» **Available data**
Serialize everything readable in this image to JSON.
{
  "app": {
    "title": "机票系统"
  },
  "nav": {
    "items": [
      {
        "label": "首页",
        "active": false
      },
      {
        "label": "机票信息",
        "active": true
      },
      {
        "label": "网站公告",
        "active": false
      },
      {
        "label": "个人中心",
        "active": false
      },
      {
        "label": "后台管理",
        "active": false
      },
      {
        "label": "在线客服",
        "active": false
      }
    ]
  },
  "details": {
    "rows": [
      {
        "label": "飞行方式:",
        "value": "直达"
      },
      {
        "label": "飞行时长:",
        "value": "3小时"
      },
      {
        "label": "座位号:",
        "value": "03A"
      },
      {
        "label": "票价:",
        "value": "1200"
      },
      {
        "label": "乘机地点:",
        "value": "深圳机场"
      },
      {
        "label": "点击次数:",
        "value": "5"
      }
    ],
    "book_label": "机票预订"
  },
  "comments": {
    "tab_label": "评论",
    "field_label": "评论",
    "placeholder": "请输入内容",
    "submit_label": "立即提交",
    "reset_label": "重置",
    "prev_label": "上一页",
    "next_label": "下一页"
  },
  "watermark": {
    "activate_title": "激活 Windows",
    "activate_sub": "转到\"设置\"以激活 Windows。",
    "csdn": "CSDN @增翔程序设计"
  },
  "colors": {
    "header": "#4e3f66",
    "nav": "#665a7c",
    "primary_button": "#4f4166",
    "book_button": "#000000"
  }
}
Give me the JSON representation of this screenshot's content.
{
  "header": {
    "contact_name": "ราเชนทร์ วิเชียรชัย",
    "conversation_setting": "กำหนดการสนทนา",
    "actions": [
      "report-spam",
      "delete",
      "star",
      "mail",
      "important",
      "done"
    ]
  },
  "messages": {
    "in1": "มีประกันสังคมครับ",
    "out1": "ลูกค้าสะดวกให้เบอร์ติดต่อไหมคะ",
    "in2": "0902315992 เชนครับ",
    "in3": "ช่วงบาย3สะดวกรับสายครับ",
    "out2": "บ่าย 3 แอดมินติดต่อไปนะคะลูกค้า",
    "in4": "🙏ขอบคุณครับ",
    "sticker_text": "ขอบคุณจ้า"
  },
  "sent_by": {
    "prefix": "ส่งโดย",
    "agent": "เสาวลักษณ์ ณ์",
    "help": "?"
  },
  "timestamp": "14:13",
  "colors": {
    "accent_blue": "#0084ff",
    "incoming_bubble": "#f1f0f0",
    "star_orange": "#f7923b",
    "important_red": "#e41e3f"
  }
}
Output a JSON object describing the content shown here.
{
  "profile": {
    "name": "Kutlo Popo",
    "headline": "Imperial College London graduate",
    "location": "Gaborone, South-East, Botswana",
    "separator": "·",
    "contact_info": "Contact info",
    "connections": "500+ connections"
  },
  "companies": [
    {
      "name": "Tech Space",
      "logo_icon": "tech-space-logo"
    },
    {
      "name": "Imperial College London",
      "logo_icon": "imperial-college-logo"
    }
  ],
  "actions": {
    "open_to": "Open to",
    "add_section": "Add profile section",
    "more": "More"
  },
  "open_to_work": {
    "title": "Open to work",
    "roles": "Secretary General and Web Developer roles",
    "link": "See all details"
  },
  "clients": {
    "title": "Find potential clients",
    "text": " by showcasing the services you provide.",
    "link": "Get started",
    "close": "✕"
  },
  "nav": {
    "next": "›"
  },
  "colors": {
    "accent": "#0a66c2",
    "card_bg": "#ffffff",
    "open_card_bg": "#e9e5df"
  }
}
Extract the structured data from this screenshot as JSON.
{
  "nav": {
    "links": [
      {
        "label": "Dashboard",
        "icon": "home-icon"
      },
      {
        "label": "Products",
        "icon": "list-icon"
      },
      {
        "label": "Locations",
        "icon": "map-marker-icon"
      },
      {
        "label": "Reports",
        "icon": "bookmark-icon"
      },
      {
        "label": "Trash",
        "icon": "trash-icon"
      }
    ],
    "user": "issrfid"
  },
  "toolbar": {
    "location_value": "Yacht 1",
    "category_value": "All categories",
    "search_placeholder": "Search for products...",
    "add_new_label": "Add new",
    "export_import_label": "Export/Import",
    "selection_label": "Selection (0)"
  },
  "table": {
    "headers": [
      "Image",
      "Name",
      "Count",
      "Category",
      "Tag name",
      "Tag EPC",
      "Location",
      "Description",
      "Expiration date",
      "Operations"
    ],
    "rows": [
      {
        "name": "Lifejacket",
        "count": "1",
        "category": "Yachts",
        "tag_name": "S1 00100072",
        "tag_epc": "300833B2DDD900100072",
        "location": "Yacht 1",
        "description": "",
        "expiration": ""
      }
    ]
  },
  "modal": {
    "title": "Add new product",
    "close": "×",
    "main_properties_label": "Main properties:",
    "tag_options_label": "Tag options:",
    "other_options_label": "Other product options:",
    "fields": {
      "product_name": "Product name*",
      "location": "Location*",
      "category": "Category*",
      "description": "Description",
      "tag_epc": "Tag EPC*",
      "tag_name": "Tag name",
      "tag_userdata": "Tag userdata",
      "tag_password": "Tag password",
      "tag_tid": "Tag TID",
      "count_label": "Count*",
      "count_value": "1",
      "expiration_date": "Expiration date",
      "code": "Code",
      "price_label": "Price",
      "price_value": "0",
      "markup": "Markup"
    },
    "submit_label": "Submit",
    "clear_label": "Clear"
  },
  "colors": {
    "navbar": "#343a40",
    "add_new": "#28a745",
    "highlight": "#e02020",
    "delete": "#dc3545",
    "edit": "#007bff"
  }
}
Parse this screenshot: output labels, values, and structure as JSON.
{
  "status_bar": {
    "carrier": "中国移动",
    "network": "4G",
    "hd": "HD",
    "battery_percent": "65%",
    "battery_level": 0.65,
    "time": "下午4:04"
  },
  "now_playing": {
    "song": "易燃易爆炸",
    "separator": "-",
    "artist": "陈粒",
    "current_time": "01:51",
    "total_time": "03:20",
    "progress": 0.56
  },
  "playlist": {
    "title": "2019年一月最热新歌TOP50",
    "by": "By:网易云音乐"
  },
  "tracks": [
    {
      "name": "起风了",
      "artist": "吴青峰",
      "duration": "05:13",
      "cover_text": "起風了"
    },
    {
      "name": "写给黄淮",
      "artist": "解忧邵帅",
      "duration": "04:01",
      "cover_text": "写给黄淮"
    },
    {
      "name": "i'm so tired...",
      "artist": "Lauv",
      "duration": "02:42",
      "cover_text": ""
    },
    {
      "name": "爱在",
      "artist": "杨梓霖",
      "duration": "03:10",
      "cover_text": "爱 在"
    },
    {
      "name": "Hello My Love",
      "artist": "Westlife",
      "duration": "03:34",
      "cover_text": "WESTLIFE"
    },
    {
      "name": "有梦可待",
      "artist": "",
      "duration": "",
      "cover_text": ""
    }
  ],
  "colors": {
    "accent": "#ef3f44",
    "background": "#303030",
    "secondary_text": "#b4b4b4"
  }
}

» **Exercise**
Look through the data above. Find each line with the string "content" and copy it.

» **In response**
Give me the JSON representation of this screenshot's content.
Output a JSON object describing the content shown here.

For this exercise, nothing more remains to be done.